• [What you are asked to do]:
Report how many lines of the listing below include the word "được". Give nothing but the number.

• [Working data]:
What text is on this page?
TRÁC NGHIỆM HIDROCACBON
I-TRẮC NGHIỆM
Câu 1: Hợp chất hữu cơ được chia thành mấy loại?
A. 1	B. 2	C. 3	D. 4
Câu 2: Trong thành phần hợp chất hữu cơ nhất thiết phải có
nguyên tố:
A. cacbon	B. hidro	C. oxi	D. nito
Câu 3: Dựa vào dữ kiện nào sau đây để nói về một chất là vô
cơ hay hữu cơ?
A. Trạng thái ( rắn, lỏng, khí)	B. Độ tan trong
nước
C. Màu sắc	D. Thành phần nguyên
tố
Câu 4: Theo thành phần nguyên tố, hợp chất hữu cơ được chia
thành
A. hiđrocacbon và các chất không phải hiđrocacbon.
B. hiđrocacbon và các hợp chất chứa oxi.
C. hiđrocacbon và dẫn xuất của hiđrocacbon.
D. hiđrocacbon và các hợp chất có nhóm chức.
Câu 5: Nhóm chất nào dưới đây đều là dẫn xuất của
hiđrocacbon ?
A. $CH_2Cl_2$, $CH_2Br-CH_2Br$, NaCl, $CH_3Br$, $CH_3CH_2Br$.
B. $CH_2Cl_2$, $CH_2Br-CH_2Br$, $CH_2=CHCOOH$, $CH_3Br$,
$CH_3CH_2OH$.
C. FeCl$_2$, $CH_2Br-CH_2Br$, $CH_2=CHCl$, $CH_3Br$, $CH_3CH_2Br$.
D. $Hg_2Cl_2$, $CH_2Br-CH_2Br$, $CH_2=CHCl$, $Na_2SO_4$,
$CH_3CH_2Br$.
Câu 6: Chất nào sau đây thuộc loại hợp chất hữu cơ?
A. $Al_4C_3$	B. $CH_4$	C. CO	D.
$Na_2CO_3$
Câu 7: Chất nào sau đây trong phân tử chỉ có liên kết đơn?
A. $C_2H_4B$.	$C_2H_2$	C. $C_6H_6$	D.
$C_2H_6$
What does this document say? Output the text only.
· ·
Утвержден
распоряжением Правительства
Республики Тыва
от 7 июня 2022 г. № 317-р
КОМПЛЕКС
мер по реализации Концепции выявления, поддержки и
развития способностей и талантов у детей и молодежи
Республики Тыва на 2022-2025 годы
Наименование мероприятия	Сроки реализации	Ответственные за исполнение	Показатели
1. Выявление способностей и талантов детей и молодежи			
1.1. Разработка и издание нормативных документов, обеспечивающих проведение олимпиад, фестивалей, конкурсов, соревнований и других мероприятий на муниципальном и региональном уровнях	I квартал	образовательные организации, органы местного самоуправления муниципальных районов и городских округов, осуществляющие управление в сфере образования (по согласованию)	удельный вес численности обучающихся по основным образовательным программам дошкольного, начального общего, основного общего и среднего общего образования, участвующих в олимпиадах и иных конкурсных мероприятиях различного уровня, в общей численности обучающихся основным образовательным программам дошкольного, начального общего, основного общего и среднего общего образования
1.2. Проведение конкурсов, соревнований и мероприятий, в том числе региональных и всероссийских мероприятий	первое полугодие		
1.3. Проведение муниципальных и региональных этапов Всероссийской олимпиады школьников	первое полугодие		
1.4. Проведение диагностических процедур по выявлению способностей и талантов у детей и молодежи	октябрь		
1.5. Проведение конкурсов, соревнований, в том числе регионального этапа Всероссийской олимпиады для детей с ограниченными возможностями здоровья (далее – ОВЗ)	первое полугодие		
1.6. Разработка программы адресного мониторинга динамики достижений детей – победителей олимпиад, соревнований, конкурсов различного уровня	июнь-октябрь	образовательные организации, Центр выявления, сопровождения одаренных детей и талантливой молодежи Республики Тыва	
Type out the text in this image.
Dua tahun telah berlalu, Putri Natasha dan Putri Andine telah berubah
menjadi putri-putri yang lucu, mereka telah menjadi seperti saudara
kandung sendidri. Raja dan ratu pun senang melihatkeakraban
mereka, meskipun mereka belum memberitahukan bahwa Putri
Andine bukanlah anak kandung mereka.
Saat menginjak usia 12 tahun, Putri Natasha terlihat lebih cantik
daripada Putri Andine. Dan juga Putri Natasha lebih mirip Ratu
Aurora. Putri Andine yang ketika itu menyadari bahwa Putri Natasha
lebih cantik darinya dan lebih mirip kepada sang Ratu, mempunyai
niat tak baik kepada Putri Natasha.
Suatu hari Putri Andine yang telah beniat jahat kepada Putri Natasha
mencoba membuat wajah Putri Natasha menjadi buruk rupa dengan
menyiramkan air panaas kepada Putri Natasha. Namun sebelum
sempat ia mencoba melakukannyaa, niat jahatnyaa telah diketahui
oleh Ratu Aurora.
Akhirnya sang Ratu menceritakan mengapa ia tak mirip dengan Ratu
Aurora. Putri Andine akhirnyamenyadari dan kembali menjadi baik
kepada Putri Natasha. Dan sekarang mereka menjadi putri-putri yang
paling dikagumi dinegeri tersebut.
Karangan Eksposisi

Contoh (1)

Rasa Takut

• [Result of the exercise]:
2